[Source records]
——

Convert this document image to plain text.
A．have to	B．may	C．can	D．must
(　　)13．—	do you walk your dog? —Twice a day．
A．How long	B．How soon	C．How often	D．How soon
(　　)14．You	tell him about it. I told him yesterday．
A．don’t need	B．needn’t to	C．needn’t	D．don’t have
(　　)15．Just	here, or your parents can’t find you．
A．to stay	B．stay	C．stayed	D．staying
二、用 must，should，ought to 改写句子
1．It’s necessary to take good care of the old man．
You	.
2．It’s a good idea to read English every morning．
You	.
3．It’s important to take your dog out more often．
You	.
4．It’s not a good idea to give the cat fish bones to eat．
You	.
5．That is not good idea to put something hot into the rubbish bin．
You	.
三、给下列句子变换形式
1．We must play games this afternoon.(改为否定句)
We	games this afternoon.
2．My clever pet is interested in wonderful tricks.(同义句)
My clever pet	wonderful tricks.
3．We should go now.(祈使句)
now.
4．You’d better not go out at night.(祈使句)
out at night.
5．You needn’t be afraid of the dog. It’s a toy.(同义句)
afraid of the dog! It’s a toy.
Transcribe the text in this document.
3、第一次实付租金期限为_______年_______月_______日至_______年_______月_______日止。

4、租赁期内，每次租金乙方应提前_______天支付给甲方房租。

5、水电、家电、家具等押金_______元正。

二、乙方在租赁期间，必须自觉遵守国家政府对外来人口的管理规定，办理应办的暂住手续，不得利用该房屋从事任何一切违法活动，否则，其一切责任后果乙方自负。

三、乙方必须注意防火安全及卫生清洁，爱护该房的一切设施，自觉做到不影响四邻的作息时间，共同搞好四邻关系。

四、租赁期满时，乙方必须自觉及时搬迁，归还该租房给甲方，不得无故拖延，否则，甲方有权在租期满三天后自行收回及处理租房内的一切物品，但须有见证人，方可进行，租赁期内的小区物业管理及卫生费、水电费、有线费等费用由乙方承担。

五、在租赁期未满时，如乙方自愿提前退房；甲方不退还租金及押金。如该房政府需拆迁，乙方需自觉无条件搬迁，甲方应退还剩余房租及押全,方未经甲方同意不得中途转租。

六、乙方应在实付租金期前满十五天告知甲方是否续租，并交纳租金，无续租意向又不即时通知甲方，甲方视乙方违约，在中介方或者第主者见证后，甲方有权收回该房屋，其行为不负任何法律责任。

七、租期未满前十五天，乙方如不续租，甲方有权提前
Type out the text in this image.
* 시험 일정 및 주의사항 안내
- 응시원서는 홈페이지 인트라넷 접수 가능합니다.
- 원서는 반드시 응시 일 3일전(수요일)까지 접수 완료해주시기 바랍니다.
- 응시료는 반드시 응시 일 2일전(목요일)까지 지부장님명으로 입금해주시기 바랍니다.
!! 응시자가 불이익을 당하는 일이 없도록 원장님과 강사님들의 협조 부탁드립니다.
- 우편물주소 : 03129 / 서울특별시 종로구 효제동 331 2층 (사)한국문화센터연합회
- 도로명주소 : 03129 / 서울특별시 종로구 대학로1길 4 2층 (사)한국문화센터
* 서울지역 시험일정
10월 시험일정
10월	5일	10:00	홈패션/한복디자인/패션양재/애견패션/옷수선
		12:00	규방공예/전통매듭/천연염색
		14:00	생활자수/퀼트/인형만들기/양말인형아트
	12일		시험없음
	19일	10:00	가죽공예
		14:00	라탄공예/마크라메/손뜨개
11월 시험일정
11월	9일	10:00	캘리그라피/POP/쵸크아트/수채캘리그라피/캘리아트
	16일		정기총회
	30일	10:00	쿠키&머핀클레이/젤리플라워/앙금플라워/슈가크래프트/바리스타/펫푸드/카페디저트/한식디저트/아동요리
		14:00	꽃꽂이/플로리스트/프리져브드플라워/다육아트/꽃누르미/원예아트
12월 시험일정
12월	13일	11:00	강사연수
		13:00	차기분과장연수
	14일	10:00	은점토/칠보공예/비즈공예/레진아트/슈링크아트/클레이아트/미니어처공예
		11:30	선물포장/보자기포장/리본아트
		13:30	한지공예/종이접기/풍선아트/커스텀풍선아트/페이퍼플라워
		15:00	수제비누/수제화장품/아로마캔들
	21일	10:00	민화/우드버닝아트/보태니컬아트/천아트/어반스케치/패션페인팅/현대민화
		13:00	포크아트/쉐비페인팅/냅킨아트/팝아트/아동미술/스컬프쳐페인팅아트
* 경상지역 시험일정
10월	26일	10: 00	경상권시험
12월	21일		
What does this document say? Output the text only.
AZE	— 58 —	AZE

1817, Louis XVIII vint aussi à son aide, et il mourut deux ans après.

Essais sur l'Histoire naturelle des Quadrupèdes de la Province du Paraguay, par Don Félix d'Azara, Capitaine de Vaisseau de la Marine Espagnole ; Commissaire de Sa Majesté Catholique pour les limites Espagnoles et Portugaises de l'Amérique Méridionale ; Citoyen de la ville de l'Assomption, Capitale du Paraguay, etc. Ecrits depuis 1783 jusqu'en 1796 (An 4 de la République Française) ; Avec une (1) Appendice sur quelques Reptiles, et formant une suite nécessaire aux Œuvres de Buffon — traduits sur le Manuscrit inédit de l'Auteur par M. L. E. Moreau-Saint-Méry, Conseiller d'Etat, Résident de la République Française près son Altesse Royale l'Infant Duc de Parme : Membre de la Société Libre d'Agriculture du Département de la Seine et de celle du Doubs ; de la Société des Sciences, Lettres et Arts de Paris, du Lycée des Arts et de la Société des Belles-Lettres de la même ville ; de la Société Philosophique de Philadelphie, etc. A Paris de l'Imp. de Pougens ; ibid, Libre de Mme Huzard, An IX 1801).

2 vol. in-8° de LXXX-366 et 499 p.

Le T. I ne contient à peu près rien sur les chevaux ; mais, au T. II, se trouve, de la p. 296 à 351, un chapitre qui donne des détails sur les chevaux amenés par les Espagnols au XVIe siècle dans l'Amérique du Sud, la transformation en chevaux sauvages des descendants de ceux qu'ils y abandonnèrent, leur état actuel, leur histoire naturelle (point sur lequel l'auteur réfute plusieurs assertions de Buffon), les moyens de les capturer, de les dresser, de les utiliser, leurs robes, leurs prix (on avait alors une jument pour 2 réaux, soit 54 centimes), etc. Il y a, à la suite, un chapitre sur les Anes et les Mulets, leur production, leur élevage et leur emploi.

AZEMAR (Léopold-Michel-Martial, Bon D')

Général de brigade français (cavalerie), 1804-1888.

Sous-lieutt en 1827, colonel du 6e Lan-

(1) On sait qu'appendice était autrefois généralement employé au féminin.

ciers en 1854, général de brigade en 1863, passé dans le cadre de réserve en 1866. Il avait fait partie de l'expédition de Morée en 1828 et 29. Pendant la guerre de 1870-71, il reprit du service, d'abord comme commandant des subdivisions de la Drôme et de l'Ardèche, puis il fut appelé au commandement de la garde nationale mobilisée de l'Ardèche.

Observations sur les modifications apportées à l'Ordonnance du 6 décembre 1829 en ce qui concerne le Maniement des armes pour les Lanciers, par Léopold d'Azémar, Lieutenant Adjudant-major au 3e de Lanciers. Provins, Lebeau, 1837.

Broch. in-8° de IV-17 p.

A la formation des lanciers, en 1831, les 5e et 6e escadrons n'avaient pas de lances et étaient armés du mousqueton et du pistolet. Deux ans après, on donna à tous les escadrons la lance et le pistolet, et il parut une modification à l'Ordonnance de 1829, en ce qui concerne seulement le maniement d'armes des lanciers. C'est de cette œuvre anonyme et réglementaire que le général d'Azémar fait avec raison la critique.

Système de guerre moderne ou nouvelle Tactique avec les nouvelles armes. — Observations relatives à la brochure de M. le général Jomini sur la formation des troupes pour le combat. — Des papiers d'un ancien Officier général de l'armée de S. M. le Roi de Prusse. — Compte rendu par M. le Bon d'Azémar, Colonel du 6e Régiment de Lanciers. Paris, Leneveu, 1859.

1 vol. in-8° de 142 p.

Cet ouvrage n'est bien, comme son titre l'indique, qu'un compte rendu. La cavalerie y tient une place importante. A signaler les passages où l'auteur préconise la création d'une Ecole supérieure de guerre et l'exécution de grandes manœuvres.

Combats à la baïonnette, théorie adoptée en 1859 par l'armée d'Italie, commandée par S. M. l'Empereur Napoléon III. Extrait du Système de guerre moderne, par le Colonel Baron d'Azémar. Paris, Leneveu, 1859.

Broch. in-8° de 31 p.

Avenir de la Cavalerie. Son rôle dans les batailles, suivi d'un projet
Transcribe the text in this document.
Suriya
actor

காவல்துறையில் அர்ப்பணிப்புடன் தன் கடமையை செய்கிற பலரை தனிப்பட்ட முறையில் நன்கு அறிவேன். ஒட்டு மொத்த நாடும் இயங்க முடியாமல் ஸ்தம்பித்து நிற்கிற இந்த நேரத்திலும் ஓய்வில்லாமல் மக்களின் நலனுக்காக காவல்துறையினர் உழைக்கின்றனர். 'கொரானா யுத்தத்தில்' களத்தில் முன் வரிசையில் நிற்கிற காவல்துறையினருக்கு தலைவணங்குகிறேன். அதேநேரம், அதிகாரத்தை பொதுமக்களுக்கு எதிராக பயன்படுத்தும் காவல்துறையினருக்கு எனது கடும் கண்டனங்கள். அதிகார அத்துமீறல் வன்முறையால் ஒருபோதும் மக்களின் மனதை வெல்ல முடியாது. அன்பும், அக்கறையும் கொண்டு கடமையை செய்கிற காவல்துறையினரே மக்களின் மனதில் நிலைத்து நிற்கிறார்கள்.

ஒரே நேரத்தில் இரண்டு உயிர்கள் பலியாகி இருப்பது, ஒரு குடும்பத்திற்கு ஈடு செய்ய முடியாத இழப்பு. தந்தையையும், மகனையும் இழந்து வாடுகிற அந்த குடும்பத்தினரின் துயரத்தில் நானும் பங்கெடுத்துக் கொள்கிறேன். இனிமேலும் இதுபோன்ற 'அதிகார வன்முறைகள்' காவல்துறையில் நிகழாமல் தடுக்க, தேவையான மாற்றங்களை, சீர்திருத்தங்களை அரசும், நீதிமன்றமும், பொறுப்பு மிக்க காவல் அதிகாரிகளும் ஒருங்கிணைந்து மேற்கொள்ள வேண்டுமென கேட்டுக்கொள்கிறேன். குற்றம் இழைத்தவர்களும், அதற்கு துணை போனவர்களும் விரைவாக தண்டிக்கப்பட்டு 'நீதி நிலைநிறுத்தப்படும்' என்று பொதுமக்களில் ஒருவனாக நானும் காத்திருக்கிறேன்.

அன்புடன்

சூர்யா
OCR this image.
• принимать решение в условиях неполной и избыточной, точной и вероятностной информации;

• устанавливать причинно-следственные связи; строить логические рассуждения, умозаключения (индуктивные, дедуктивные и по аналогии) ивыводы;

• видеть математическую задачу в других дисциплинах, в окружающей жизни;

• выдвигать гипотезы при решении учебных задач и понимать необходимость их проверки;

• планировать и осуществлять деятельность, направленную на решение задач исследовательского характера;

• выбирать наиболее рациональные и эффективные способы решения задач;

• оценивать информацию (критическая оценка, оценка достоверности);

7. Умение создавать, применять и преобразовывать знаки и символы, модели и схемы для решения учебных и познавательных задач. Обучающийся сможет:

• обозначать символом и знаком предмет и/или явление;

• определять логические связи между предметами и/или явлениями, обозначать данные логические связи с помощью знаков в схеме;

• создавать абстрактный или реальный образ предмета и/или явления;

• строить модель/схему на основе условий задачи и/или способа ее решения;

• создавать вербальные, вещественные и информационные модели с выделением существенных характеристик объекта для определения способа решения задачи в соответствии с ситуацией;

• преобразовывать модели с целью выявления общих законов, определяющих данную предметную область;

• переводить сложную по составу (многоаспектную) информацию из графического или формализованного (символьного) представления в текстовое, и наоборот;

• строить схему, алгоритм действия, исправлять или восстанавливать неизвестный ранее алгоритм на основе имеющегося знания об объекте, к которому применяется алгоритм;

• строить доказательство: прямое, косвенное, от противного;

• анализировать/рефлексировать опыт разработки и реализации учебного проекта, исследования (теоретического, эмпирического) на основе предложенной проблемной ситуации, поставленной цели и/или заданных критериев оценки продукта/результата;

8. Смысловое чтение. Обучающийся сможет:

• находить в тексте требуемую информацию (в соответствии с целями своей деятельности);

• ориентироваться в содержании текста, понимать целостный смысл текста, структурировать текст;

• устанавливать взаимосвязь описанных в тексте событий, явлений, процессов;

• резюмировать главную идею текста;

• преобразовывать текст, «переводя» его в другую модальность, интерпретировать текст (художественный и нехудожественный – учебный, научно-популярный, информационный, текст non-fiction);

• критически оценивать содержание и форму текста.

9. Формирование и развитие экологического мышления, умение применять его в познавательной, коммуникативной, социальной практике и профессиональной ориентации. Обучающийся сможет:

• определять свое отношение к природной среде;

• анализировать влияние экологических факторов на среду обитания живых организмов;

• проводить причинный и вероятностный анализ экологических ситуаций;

——

Indicate how many lines of the material contain the string "обозначать", giving the number and nothing more.

2